Gespeicherte Einträge aus einer Sammlung
┄┄┄┄┄┄

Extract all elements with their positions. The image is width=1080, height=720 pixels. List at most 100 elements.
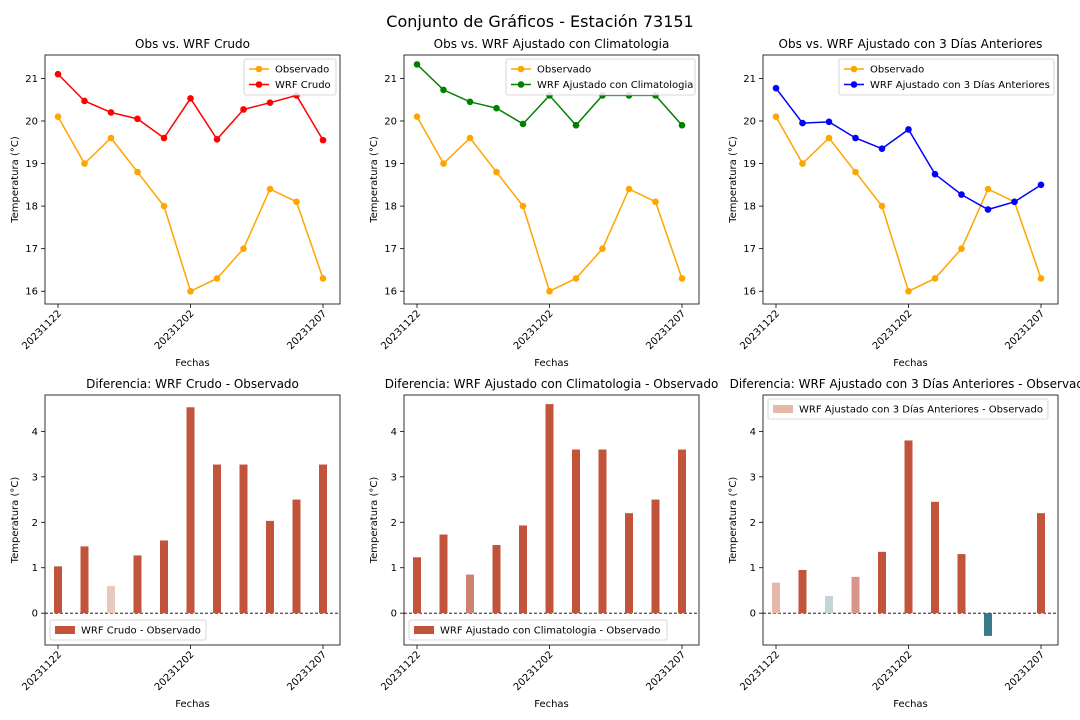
data-point xyxy=(772,113,780,121)
x-tick-label: 20231207 xyxy=(644,649,688,693)
series-line-1 xyxy=(775,116,1042,293)
y-tick-label: 0 xyxy=(32,609,38,620)
x-axis-label: Fechas xyxy=(175,699,210,710)
data-point xyxy=(772,84,780,92)
data-point xyxy=(652,198,659,206)
x-tick-label: 20231207 xyxy=(285,649,329,693)
data-point xyxy=(572,275,580,282)
data-point xyxy=(266,99,274,106)
y-axis-label: Temperatura (°C) xyxy=(728,477,739,565)
legend-patch xyxy=(55,626,75,634)
x-tick-label: 20231202 xyxy=(871,649,915,693)
y-tick-label: 21 xyxy=(743,74,756,85)
bar xyxy=(825,595,833,614)
data-point xyxy=(678,275,686,282)
data-point xyxy=(625,185,633,193)
legend-label: WRF Ajustado con Climatologia xyxy=(537,80,693,91)
legend-label: WRF Ajustado con Climatologia - Observad… xyxy=(440,626,661,637)
data-point xyxy=(1037,275,1045,282)
data-point xyxy=(984,206,992,213)
bar xyxy=(213,464,221,614)
y-tick-label: 19 xyxy=(743,159,756,170)
data-point xyxy=(213,135,221,143)
x-tick-label: 20231207 xyxy=(1003,649,1047,693)
y-tick-label: 16 xyxy=(384,287,397,298)
axes-frame xyxy=(762,394,1059,646)
bar xyxy=(160,540,168,614)
x-axis-label: Fechas xyxy=(534,699,569,710)
data-point xyxy=(678,121,686,129)
x-tick-label: 20231122 xyxy=(738,649,782,693)
chart-title: Diferencia: WRF Ajustado con 3 Días Ante… xyxy=(730,377,1080,391)
series-line-1 xyxy=(57,116,324,293)
data-point xyxy=(466,98,474,106)
chart-panel-6: Diferencia: WRF Ajustado con 3 Días Ante… xyxy=(728,377,1080,710)
legend-label: Observado xyxy=(870,65,924,76)
chart-title: Obs vs. WRF Ajustado con Climatologia xyxy=(434,37,670,51)
chart-panel-3: Obs vs. WRF Ajustado con 3 Días Anterior… xyxy=(728,37,1059,369)
y-tick-label: 19 xyxy=(384,159,397,170)
data-point xyxy=(984,185,992,193)
bar xyxy=(413,557,421,614)
y-tick-label: 3 xyxy=(391,472,397,483)
x-tick-label: 20231122 xyxy=(379,308,423,352)
data-point xyxy=(825,134,833,142)
data-point xyxy=(905,126,912,133)
bar xyxy=(625,513,633,614)
bar xyxy=(292,499,301,614)
data-point xyxy=(240,245,247,252)
chart-panel-5: Diferencia: WRF Ajustado con Climatologi… xyxy=(369,377,718,710)
y-tick-label: 17 xyxy=(743,244,756,255)
bar xyxy=(186,407,195,614)
data-point xyxy=(81,97,88,105)
x-tick-label: 20231202 xyxy=(871,308,915,352)
data-point xyxy=(466,134,474,142)
data-point xyxy=(319,275,327,282)
legend: Observado WRF Crudo xyxy=(243,58,337,96)
data-point xyxy=(878,202,886,210)
y-axis-label: Temperatura (°C) xyxy=(10,136,21,224)
x-tick-label: 20231122 xyxy=(20,308,64,352)
y-tick-label: 3 xyxy=(32,472,38,483)
axes-frame xyxy=(44,394,341,646)
y-tick-label: 20 xyxy=(743,116,756,127)
y-tick-label: 4 xyxy=(391,427,397,438)
chart-title: Diferencia: WRF Ajustado con Climatologi… xyxy=(385,377,719,391)
data-point xyxy=(413,113,421,121)
figure-title: Conjunto de Gráficos - Estación 73151 xyxy=(386,12,693,31)
x-axis-label: Fechas xyxy=(893,358,928,369)
data-point xyxy=(958,191,965,198)
y-tick-label: 2 xyxy=(32,518,38,529)
data-point xyxy=(440,86,447,94)
bar xyxy=(1037,513,1045,614)
data-point xyxy=(187,287,194,295)
data-point xyxy=(852,168,859,176)
bar xyxy=(598,449,607,614)
y-tick-label: 21 xyxy=(25,74,38,85)
data-point xyxy=(519,202,527,210)
axes-frame xyxy=(403,394,700,646)
legend-box xyxy=(243,58,337,96)
data-point xyxy=(107,109,115,116)
x-tick-label: 20231122 xyxy=(379,649,423,693)
y-tick-label: 19 xyxy=(25,159,38,170)
data-point xyxy=(905,287,912,295)
x-tick-label: 20231202 xyxy=(512,308,556,352)
bar xyxy=(519,525,527,614)
series-line-2 xyxy=(775,87,1042,211)
x-tick-label: 20231122 xyxy=(20,649,64,693)
bar xyxy=(319,464,327,614)
data-point xyxy=(187,95,194,102)
bar xyxy=(80,546,89,614)
legend: Observado WRF Ajustado con Climatologia xyxy=(505,58,696,96)
bar xyxy=(107,585,115,614)
data-point xyxy=(493,168,500,176)
bar xyxy=(239,464,248,614)
y-tick-label: 4 xyxy=(750,427,756,438)
data-point xyxy=(958,245,965,252)
legend-label: Observado xyxy=(275,65,329,76)
legend-label: Observado xyxy=(537,65,591,76)
bar xyxy=(133,555,142,614)
bar xyxy=(678,449,686,614)
legend: Observado WRF Ajustado con 3 Días Anterio… xyxy=(838,58,1055,96)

┄┄┄┄┄┄

*Aufgabe*
Suchen Sie oben alle Zeilen heraus, in denen die Zeichenfolge „chart“ vorkommt, und schreiben Sie diese ab. Groß- und Kleinschreibung ist dabei zu beachten.

*Ergebnis*
chart-title: Diferencia: WRF Ajustado con 3 Días Ante… xyxy=(730,377,1080,391)
chart-panel-6: Diferencia: WRF Ajustado con 3 Días Ante… xyxy=(728,377,1080,710)
chart-title: Obs vs. WRF Ajustado con Climatologia xyxy=(434,37,670,51)
chart-panel-3: Obs vs. WRF Ajustado con 3 Días Anterior… xyxy=(728,37,1059,369)
chart-panel-5: Diferencia: WRF Ajustado con Climatologi… xyxy=(369,377,718,710)
chart-title: Diferencia: WRF Ajustado con Climatologi… xyxy=(385,377,719,391)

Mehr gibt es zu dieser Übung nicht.